Your task :: Find the number of lines containing the string "Time" in the data. Answer with the number by itself.

Records for this exercise ::
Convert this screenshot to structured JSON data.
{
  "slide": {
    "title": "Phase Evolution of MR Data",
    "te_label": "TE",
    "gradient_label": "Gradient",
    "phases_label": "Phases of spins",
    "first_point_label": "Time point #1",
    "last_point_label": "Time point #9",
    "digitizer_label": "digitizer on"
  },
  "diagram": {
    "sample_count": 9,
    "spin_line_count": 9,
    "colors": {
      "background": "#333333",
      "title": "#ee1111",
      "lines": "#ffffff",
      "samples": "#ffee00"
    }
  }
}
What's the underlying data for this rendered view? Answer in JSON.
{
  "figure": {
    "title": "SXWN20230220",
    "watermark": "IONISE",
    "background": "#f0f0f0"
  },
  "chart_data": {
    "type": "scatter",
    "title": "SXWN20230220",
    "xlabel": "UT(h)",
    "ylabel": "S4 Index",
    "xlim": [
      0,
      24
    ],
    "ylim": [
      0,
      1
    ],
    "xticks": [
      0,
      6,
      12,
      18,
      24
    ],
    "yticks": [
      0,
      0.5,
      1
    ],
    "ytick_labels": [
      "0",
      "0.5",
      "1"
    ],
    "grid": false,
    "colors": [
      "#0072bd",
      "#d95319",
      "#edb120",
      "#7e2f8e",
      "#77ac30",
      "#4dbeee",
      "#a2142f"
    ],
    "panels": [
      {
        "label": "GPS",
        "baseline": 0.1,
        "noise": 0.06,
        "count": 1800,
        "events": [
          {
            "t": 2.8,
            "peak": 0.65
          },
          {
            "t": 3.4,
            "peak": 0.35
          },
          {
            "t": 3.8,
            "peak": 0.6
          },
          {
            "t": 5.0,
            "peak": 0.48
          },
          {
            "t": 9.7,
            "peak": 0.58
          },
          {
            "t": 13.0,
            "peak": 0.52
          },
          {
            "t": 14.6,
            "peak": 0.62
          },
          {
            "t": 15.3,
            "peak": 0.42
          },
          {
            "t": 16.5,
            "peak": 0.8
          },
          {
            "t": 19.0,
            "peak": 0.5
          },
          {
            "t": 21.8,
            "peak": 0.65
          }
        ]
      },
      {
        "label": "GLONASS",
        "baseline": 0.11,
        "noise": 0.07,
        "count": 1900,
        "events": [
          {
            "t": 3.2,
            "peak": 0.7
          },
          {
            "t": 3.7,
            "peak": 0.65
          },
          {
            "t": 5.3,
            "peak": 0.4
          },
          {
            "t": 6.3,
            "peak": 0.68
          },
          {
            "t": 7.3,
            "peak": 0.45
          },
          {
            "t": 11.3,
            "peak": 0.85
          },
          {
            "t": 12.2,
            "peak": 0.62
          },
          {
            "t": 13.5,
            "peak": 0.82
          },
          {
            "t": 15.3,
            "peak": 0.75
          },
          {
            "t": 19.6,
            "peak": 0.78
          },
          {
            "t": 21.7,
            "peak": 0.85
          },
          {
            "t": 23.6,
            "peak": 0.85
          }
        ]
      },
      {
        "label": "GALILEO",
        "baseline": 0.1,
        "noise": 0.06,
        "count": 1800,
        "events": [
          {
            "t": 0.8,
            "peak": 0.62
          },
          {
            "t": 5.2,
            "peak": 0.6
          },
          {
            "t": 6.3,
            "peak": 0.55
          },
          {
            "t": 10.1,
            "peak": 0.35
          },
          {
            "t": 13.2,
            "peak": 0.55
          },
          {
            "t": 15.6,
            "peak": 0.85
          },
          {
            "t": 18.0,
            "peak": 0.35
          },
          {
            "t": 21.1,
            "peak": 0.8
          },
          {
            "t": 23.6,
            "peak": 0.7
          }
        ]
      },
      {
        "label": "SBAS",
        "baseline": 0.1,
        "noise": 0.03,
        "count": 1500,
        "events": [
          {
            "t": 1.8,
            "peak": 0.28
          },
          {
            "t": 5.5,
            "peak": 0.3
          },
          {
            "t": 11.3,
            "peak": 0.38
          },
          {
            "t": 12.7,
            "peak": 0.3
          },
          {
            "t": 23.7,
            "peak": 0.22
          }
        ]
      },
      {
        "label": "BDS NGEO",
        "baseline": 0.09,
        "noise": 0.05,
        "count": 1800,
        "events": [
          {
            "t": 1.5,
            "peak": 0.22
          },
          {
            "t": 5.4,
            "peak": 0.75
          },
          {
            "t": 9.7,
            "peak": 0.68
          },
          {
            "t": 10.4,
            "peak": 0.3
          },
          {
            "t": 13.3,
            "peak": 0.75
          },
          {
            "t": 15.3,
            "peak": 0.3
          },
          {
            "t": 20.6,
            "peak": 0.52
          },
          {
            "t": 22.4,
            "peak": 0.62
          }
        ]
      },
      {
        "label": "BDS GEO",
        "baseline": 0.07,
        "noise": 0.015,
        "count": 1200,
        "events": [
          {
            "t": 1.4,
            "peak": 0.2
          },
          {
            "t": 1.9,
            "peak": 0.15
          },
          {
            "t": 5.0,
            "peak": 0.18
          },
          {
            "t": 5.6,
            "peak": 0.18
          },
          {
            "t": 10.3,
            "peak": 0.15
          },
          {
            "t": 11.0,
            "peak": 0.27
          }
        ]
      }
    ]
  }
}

Written response :: 2